** Do this **
Your task is to copy the listing exactly, with the pictures left out.

** Recorded data **
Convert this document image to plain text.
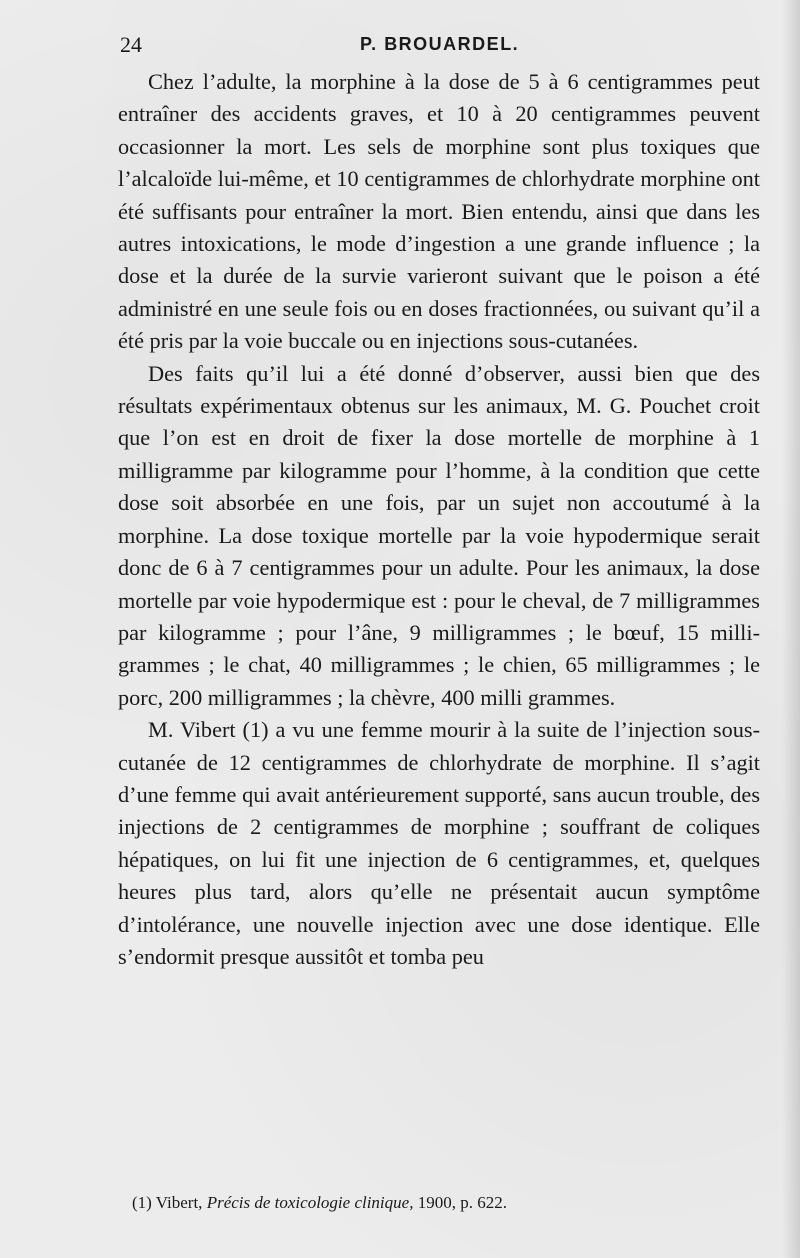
24	P. BROUARDEL.

Chez l’adulte, la morphine à la dose de 5 à 6 centigrammes peut entraîner des accidents graves, et 10 à 20 centigrammes peuvent occasionner la mort. Les sels de morphine sont plus toxiques que l’alcaloïde lui-même, et 10 centigrammes de chlorhydrate morphine ont été suffisants pour entraîner la mort. Bien entendu, ainsi que dans les autres intoxications, le mode d’ingestion a une grande influence ; la dose et la durée de la survie varieront suivant que le poison a été administré en une seule fois ou en doses fractionnées, ou suivant qu’il a été pris par la voie buccale ou en injections sous-cutanées.

Des faits qu’il lui a été donné d’observer, aussi bien que des résultats expérimentaux obtenus sur les animaux, M. G. Pouchet croit que l’on est en droit de fixer la dose mortelle de morphine à 1 milligramme par kilogramme pour l’homme, à la condition que cette dose soit absorbée en une fois, par un sujet non accoutumé à la morphine. La dose toxique mortelle par la voie hypodermique serait donc de 6 à 7 centigrammes pour un adulte. Pour les animaux, la dose mortelle par voie hypodermique est : pour le cheval, de 7 milligrammes par kilogramme ; pour l’âne, 9 milligrammes ; le bœuf, 15 milligrammes ; le chat, 40 milligrammes ; le chien, 65 milligrammes ; le porc, 200 milligrammes ; la chèvre, 400 milli grammes.

M. Vibert (1) a vu une femme mourir à la suite de l’injection sous-cutanée de 12 centigrammes de chlorhydrate de morphine. Il s’agit d’une femme qui avait antérieurement supporté, sans aucun trouble, des injections de 2 centigrammes de morphine ; souffrant de coliques hépatiques, on lui fit une injection de 6 centigrammes, et, quelques heures plus tard, alors qu’elle ne présentait aucun symptôme d’intolérance, une nouvelle injection avec une dose identique. Elle s’endormit presque aussitôt et tomba peu

(1) Vibert, Précis de toxicologie clinique, 1900, p. 622.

** Worked answer **
Convert this document image to plain text.
24	P. BROUARDEL.

Chez l’adulte, la morphine à la dose de 5 à 6 centigrammes peut entraîner des accidents graves, et 10 à 20 centigrammes peuvent occasionner la mort. Les sels de morphine sont plus toxiques que l’alcaloïde lui-même, et 10 centigrammes de chlorhydrate morphine ont été suffisants pour entraîner la mort. Bien entendu, ainsi que dans les autres intoxications, le mode d’ingestion a une grande influence ; la dose et la durée de la survie varieront suivant que le poison a été administré en une seule fois ou en doses fractionnées, ou suivant qu’il a été pris par la voie buccale ou en injections sous-cutanées.

Des faits qu’il lui a été donné d’observer, aussi bien que des résultats expérimentaux obtenus sur les animaux, M. G. Pouchet croit que l’on est en droit de fixer la dose mortelle de morphine à 1 milligramme par kilogramme pour l’homme, à la condition que cette dose soit absorbée en une fois, par un sujet non accoutumé à la morphine. La dose toxique mortelle par la voie hypodermique serait donc de 6 à 7 centigrammes pour un adulte. Pour les animaux, la dose mortelle par voie hypodermique est : pour le cheval, de 7 milligrammes par kilogramme ; pour l’âne, 9 milligrammes ; le bœuf, 15 milligrammes ; le chat, 40 milligrammes ; le chien, 65 milligrammes ; le porc, 200 milligrammes ; la chèvre, 400 milli grammes.

M. Vibert (1) a vu une femme mourir à la suite de l’injection sous-cutanée de 12 centigrammes de chlorhydrate de morphine. Il s’agit d’une femme qui avait antérieurement supporté, sans aucun trouble, des injections de 2 centigrammes de morphine ; souffrant de coliques hépatiques, on lui fit une injection de 6 centigrammes, et, quelques heures plus tard, alors qu’elle ne présentait aucun symptôme d’intolérance, une nouvelle injection avec une dose identique. Elle s’endormit presque aussitôt et tomba peu

(1) Vibert, Précis de toxicologie clinique, 1900, p. 622.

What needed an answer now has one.